Can you return, unchanged, the listing lines starting at the one containing "y-tick-label: 500 — [71, 52, 101, 72]" and ending at the one containing "data-point — [444, 188, 453, 195]", with both of those lines included?
[start of Data entries]
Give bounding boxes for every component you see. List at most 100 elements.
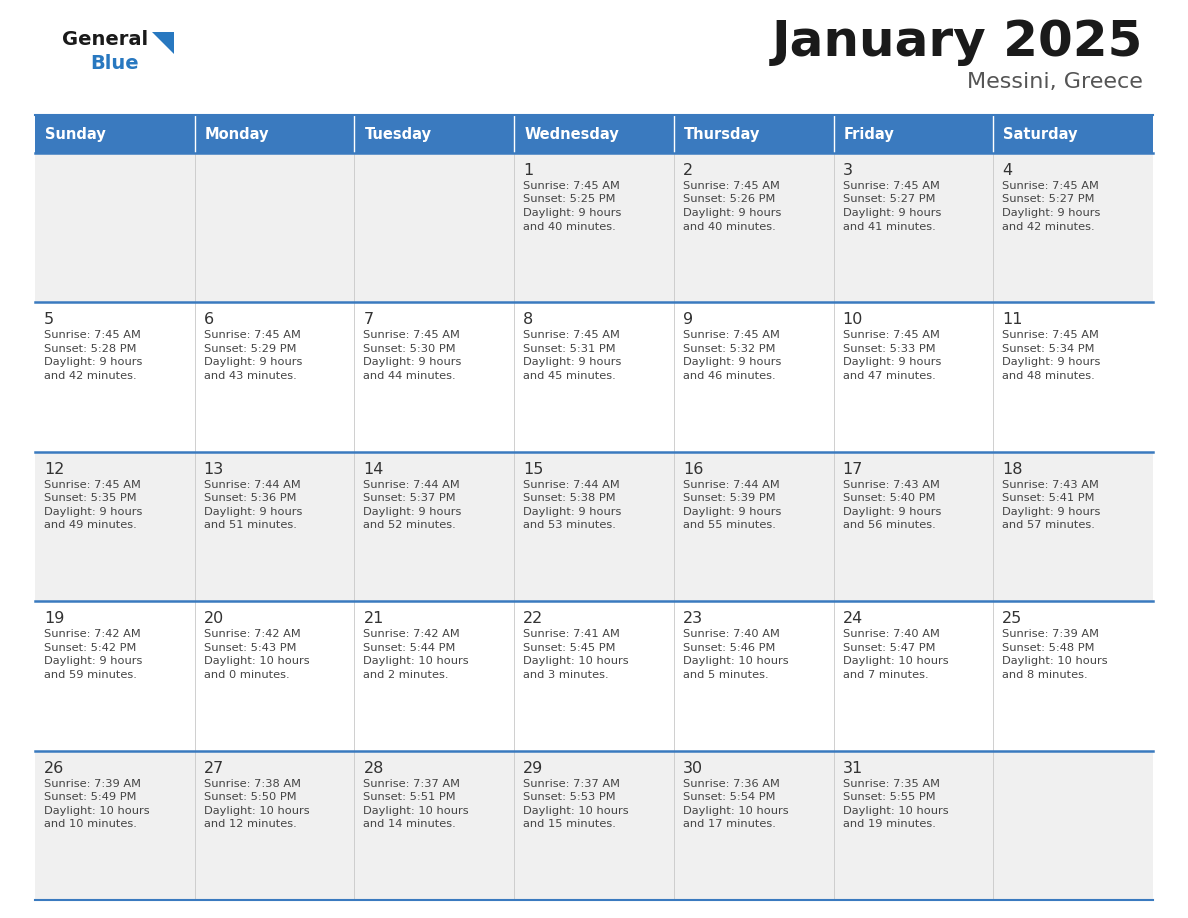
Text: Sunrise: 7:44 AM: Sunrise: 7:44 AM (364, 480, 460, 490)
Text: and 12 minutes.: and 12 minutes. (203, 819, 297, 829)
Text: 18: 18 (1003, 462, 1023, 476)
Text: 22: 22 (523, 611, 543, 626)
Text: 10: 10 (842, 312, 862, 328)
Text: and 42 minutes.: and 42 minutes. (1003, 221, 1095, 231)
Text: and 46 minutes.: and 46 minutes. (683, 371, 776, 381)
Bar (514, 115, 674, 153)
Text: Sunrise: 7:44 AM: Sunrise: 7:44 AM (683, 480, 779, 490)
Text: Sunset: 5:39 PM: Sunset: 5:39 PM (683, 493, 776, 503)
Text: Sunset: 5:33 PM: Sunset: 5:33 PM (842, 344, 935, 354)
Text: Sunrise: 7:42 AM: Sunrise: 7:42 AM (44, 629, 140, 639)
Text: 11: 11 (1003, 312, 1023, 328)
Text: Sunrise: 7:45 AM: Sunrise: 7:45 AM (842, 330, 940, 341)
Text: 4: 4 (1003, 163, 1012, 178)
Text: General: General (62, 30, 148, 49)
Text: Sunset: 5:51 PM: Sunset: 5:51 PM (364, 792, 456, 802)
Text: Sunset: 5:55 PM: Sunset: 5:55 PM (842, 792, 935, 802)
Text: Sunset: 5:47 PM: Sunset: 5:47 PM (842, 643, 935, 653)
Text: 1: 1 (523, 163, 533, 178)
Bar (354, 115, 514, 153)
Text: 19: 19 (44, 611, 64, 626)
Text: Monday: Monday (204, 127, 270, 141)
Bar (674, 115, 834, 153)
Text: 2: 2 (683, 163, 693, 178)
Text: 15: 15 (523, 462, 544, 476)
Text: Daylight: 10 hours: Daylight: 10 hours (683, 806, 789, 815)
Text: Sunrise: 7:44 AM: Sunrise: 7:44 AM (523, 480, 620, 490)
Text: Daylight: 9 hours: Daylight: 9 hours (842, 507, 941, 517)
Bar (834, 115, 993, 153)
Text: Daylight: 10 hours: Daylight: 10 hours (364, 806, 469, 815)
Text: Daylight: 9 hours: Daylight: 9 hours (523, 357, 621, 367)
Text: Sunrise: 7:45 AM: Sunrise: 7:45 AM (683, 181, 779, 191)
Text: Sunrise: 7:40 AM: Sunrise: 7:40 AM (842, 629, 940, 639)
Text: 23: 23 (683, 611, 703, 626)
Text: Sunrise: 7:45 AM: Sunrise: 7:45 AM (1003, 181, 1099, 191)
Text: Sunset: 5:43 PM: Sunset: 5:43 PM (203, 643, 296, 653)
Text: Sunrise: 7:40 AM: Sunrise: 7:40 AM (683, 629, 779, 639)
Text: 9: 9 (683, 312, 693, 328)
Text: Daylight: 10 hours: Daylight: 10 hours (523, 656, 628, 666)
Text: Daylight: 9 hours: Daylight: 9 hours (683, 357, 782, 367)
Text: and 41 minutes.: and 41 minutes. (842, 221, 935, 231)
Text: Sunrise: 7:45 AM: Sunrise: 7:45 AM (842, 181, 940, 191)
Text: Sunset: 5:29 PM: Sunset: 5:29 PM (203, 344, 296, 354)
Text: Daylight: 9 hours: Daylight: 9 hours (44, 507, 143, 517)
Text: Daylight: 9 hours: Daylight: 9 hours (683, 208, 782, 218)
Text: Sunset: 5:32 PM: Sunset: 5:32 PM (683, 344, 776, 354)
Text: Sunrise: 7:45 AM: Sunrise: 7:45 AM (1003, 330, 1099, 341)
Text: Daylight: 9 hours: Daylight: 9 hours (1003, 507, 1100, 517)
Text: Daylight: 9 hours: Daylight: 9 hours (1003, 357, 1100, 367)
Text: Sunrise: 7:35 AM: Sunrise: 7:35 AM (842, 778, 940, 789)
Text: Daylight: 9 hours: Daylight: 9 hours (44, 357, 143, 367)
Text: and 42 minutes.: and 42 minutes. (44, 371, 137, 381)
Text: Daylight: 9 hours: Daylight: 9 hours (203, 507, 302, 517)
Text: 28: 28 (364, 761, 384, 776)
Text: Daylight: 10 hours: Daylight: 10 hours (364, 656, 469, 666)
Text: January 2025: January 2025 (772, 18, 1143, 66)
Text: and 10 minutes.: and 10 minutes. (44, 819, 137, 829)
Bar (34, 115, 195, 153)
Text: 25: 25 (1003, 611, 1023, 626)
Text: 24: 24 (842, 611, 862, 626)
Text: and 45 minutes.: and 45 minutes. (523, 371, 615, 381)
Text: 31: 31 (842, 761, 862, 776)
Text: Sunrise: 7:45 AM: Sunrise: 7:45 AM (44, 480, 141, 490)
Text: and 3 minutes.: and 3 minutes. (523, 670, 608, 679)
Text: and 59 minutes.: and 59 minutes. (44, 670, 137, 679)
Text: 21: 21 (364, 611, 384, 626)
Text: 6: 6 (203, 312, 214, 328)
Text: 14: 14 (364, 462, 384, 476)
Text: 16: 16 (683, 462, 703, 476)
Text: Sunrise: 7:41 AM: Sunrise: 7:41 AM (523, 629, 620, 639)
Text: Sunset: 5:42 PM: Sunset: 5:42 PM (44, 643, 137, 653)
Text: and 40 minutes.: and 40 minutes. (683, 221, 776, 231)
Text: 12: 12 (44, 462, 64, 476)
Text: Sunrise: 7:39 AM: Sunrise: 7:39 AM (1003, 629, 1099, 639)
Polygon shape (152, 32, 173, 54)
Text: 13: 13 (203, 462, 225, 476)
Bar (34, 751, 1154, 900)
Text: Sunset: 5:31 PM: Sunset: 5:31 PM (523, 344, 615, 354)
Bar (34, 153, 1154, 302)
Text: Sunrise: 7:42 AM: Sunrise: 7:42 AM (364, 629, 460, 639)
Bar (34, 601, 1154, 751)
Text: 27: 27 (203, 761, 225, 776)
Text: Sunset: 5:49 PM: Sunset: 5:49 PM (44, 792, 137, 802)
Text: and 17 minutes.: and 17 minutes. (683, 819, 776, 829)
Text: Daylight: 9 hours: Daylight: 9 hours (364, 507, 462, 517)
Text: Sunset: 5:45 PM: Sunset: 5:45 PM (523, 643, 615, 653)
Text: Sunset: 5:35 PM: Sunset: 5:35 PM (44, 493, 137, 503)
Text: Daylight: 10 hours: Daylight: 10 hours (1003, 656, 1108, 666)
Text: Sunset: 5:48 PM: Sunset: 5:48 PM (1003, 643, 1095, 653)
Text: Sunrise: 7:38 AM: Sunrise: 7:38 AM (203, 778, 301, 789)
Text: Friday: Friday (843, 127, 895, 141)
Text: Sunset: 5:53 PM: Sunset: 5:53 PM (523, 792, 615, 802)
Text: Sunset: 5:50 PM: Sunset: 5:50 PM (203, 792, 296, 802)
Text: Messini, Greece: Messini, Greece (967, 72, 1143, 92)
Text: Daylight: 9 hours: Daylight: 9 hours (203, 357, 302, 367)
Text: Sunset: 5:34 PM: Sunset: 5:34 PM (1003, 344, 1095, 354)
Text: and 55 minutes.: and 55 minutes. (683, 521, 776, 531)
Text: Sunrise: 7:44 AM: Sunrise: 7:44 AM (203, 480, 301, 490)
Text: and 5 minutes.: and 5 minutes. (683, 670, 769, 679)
[end of Data entries]
[start of Data entries]
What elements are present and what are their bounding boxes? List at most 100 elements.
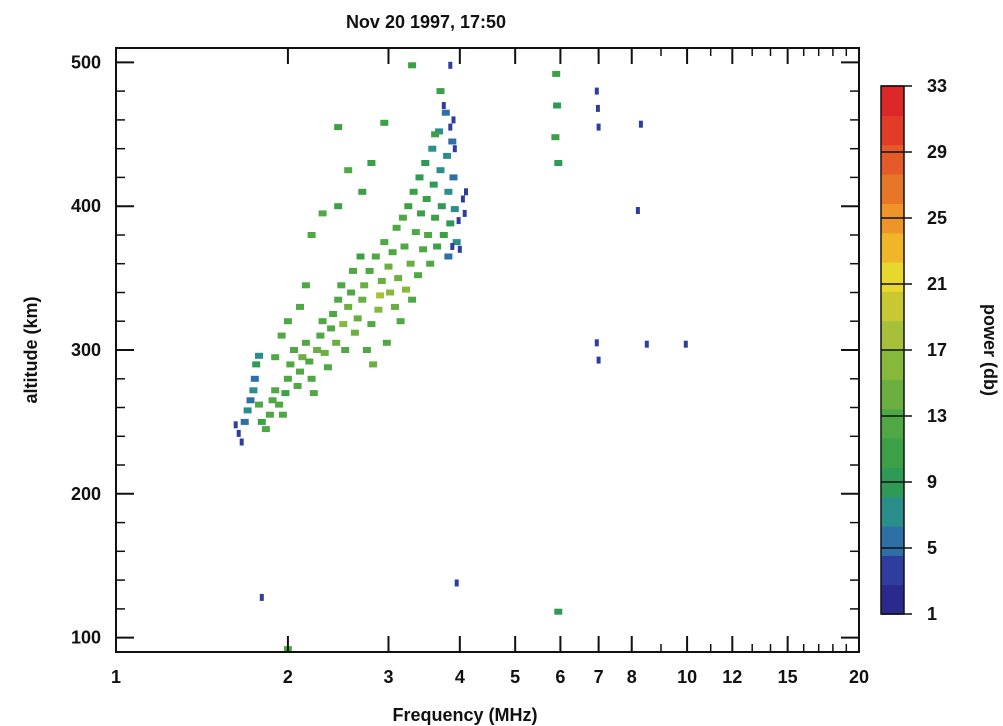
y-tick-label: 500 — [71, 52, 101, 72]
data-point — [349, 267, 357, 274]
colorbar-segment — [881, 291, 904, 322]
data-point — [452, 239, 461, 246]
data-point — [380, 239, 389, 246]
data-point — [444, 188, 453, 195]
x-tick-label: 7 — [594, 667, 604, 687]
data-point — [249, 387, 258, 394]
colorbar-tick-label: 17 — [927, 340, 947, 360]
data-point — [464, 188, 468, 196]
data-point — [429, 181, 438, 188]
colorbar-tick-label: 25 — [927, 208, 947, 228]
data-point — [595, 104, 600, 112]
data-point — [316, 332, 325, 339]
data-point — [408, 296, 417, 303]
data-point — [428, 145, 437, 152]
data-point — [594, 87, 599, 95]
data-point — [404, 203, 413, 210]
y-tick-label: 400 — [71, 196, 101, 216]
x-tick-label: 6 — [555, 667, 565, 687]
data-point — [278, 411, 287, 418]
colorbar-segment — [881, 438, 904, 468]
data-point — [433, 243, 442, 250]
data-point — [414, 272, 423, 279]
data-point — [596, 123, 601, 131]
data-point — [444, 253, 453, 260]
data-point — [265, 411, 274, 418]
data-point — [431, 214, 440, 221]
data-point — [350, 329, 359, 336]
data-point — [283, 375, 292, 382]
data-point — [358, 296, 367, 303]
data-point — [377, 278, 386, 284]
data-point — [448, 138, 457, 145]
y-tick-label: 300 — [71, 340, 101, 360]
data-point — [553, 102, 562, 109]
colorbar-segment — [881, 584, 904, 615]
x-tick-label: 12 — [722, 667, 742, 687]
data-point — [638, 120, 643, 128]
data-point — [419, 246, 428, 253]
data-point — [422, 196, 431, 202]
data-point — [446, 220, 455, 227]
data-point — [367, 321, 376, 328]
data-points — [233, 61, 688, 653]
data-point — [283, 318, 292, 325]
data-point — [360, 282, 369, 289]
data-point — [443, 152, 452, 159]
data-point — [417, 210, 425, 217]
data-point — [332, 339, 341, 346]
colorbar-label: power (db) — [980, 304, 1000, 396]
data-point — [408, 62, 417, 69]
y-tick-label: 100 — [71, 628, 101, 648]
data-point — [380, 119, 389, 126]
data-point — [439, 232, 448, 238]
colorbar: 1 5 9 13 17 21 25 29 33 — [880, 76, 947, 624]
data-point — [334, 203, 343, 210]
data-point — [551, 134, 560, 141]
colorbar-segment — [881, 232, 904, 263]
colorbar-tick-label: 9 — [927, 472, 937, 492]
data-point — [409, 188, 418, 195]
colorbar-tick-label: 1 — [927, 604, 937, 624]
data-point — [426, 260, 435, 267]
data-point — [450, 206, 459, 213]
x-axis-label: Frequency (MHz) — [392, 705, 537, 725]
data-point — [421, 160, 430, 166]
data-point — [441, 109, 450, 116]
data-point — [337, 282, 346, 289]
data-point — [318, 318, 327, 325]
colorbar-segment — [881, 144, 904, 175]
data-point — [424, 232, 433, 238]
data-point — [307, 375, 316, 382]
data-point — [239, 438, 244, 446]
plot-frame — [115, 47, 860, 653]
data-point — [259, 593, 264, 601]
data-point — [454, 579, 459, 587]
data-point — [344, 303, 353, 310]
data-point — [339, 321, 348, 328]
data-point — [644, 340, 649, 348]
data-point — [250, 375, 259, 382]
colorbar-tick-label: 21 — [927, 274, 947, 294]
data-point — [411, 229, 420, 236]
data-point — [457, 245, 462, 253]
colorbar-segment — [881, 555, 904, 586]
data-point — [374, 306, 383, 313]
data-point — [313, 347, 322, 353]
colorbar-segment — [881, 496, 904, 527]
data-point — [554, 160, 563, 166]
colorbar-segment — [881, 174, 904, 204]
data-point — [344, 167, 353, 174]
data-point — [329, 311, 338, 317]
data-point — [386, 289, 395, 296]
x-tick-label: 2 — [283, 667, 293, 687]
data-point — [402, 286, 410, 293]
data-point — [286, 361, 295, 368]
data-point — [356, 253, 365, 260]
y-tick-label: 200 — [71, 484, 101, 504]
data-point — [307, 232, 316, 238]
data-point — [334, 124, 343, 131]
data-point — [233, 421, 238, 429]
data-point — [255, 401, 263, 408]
[end of Data entries]
[start of Data entries]
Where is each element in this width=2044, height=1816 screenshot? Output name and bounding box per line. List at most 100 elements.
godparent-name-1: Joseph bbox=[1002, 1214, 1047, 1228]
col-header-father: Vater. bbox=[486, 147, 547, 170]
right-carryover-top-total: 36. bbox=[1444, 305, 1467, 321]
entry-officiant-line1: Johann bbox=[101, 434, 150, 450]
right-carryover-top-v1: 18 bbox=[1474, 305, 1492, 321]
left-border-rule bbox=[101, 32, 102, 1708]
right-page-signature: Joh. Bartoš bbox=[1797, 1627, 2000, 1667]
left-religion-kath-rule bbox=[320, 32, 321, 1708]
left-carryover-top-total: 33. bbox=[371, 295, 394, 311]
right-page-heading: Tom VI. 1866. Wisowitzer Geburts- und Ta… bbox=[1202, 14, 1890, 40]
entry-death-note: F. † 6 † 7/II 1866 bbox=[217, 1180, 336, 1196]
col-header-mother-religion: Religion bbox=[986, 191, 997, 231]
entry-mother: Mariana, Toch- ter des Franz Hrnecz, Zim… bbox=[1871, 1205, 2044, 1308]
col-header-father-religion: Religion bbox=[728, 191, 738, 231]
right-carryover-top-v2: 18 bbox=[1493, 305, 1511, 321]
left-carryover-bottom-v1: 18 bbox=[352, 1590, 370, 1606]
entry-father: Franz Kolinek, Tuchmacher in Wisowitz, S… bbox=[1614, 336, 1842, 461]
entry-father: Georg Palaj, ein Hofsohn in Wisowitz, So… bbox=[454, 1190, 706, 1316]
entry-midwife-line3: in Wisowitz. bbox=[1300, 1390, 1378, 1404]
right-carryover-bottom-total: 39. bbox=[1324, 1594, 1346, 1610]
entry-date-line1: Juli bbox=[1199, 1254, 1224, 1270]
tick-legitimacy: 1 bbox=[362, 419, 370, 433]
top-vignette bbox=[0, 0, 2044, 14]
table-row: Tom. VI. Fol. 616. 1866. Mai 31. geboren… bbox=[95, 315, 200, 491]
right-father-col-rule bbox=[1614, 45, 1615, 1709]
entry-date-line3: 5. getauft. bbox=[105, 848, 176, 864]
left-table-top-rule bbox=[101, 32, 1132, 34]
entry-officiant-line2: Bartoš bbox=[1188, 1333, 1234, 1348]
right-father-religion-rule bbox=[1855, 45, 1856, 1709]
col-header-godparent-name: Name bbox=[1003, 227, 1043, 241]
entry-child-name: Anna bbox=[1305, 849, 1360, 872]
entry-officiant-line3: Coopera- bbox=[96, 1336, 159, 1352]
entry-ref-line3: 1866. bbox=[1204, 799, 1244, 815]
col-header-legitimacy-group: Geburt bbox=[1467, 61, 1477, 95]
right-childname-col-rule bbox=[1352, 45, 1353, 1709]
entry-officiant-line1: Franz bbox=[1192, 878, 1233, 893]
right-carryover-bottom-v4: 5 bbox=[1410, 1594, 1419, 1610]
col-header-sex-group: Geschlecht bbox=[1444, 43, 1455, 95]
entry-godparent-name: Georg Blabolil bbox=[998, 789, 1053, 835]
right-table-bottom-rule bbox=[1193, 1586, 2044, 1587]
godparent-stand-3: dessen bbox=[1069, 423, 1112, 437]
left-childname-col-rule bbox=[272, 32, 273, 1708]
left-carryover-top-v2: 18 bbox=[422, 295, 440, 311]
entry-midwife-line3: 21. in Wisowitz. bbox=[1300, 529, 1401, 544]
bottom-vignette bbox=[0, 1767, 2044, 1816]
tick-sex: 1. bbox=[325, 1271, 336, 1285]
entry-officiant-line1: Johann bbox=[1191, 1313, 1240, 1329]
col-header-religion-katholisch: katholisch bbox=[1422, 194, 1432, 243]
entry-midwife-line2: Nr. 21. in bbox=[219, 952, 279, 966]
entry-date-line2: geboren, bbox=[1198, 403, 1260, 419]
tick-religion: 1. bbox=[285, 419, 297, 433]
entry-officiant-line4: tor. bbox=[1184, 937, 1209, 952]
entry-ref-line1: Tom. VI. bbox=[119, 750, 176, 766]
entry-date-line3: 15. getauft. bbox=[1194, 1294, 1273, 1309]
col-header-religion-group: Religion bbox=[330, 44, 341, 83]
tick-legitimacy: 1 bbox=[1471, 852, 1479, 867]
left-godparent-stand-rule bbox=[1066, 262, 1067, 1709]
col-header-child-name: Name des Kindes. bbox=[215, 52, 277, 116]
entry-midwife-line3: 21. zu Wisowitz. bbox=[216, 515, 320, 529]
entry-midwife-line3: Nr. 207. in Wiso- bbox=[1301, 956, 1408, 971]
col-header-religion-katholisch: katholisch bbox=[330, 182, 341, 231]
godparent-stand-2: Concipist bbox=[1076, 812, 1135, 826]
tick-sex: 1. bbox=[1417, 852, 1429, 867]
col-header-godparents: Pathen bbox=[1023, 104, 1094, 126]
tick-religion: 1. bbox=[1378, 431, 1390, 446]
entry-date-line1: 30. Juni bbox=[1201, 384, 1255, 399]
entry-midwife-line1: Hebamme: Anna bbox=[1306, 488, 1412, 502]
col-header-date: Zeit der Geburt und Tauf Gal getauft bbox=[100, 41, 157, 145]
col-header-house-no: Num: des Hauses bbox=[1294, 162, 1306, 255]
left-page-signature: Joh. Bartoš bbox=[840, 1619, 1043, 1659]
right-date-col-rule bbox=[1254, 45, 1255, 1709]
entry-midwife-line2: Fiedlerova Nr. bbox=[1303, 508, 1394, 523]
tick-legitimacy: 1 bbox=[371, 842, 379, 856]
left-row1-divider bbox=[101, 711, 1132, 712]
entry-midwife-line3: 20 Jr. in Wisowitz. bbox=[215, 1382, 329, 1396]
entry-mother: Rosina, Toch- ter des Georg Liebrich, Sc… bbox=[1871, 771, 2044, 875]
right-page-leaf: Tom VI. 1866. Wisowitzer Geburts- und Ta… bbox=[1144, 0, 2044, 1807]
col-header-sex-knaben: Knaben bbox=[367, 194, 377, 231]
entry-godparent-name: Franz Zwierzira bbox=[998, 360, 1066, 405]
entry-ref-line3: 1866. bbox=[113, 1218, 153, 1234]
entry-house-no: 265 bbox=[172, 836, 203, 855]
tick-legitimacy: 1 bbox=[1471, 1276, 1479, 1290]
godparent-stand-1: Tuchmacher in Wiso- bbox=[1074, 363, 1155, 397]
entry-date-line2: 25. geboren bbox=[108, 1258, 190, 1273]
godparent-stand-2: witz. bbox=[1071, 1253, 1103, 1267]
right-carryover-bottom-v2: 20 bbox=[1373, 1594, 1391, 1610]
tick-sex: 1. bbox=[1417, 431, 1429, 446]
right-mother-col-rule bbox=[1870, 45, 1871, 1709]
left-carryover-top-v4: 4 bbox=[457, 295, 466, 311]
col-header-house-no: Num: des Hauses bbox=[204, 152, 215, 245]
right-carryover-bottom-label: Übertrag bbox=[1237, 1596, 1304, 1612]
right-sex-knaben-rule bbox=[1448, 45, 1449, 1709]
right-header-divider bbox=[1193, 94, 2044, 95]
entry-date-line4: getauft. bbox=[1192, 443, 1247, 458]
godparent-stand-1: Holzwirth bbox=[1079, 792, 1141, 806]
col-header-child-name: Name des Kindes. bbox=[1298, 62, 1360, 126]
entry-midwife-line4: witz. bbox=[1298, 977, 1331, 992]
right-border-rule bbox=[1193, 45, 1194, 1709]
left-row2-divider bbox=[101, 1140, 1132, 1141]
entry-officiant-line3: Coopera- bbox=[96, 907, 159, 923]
[end of Data entries]
Expected answer:
y-tick-label: 500 — [71, 52, 101, 72]
data-point — [349, 267, 357, 274]
colorbar-segment — [881, 291, 904, 322]
data-point — [452, 239, 461, 246]
data-point — [380, 239, 389, 246]
data-point — [444, 188, 453, 195]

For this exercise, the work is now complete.